* _Written exercise_
Without including any images, reproduce each entry exactly.

[Collected data entries]
====
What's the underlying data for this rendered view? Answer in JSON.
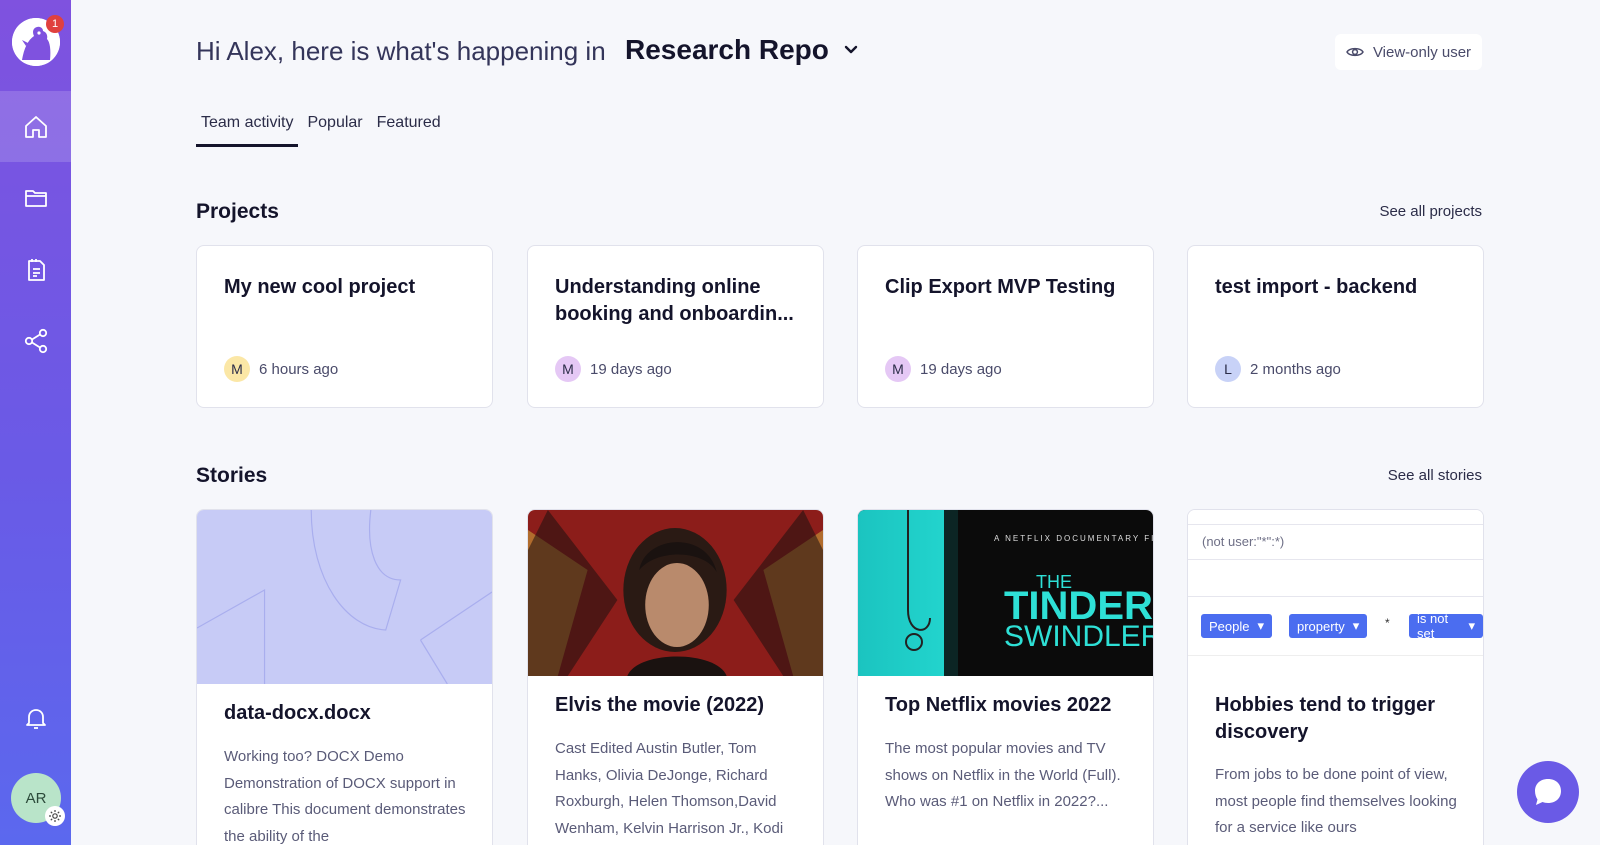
{
  "sidebar": {
    "notification_count": "1",
    "user_initials": "AR"
  },
  "header": {
    "greeting": "Hi Alex, here is what's happening in",
    "repo_name": "Research Repo",
    "view_only_label": "View-only user"
  },
  "tabs": [
    {
      "label": "Team activity",
      "active": true
    },
    {
      "label": "Popular",
      "active": false
    },
    {
      "label": "Featured",
      "active": false
    }
  ],
  "projects": {
    "title": "Projects",
    "see_all": "See all projects",
    "items": [
      {
        "title": "My new cool project",
        "initial": "M",
        "time": "6 hours ago",
        "avatar_color": "#fbe7a6"
      },
      {
        "title": "Understanding online booking and onboardin...",
        "initial": "M",
        "time": "19 days ago",
        "avatar_color": "#e5c8f5"
      },
      {
        "title": "Clip Export MVP Testing",
        "initial": "M",
        "time": "19 days ago",
        "avatar_color": "#e5c8f5"
      },
      {
        "title": "test import - backend",
        "initial": "L",
        "time": "2 months ago",
        "avatar_color": "#c8d2f7"
      }
    ]
  },
  "stories": {
    "title": "Stories",
    "see_all": "See all stories",
    "items": [
      {
        "title": "data-docx.docx",
        "desc": "Working too? DOCX Demo Demonstration of DOCX support in calibre This document demonstrates the ability of the"
      },
      {
        "title": "Elvis the movie (2022)",
        "desc": "Cast Edited Austin Butler, Tom Hanks, Olivia DeJonge, Richard Roxburgh, Helen Thomson,David Wenham, Kelvin Harrison Jr., Kodi"
      },
      {
        "title": "Top Netflix movies 2022",
        "desc": "The most popular movies and TV shows on Netflix in the World (Full). Who was #1 on Netflix in 2022?..."
      },
      {
        "title": "Hobbies tend to trigger discovery",
        "desc": "From jobs to be done point of view, most people find themselves looking for a service like ours"
      }
    ],
    "netflix_thumb": {
      "top_text": "A NETFLIX DOCUMENTARY FI",
      "line1": "THE",
      "line2": "TINDER",
      "line3": "SWINDLER"
    },
    "filter_thumb": {
      "query": "(not user:\"*\":*)",
      "pill1": "People",
      "pill2": "property",
      "op": "*",
      "pill3": "is not set"
    }
  },
  "colors": {
    "sidebar_top": "#7f52df",
    "sidebar_bottom": "#5b68ee",
    "accent": "#6a5ae6",
    "pill": "#4b6df0"
  },
  "icons": [
    "home-icon",
    "folder-icon",
    "document-icon",
    "share-icon",
    "bell-icon",
    "gear-icon",
    "eye-icon",
    "chevron-down-icon",
    "chat-icon"
  ]
}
====
* _Final answer_
What's the underlying data for this rendered view? Answer in JSON.
{
  "sidebar": {
    "notification_count": "1",
    "user_initials": "AR"
  },
  "header": {
    "greeting": "Hi Alex, here is what's happening in",
    "repo_name": "Research Repo",
    "view_only_label": "View-only user"
  },
  "tabs": [
    {
      "label": "Team activity",
      "active": true
    },
    {
      "label": "Popular",
      "active": false
    },
    {
      "label": "Featured",
      "active": false
    }
  ],
  "projects": {
    "title": "Projects",
    "see_all": "See all projects",
    "items": [
      {
        "title": "My new cool project",
        "initial": "M",
        "time": "6 hours ago",
        "avatar_color": "#fbe7a6"
      },
      {
        "title": "Understanding online booking and onboardin...",
        "initial": "M",
        "time": "19 days ago",
        "avatar_color": "#e5c8f5"
      },
      {
        "title": "Clip Export MVP Testing",
        "initial": "M",
        "time": "19 days ago",
        "avatar_color": "#e5c8f5"
      },
      {
        "title": "test import - backend",
        "initial": "L",
        "time": "2 months ago",
        "avatar_color": "#c8d2f7"
      }
    ]
  },
  "stories": {
    "title": "Stories",
    "see_all": "See all stories",
    "items": [
      {
        "title": "data-docx.docx",
        "desc": "Working too? DOCX Demo Demonstration of DOCX support in calibre This document demonstrates the ability of the"
      },
      {
        "title": "Elvis the movie (2022)",
        "desc": "Cast Edited Austin Butler, Tom Hanks, Olivia DeJonge, Richard Roxburgh, Helen Thomson,David Wenham, Kelvin Harrison Jr., Kodi"
      },
      {
        "title": "Top Netflix movies 2022",
        "desc": "The most popular movies and TV shows on Netflix in the World (Full). Who was #1 on Netflix in 2022?..."
      },
      {
        "title": "Hobbies tend to trigger discovery",
        "desc": "From jobs to be done point of view, most people find themselves looking for a service like ours"
      }
    ],
    "netflix_thumb": {
      "top_text": "A NETFLIX DOCUMENTARY FI",
      "line1": "THE",
      "line2": "TINDER",
      "line3": "SWINDLER"
    },
    "filter_thumb": {
      "query": "(not user:\"*\":*)",
      "pill1": "People",
      "pill2": "property",
      "op": "*",
      "pill3": "is not set"
    }
  },
  "colors": {
    "sidebar_top": "#7f52df",
    "sidebar_bottom": "#5b68ee",
    "accent": "#6a5ae6",
    "pill": "#4b6df0"
  },
  "icons": [
    "home-icon",
    "folder-icon",
    "document-icon",
    "share-icon",
    "bell-icon",
    "gear-icon",
    "eye-icon",
    "chevron-down-icon",
    "chat-icon"
  ]
}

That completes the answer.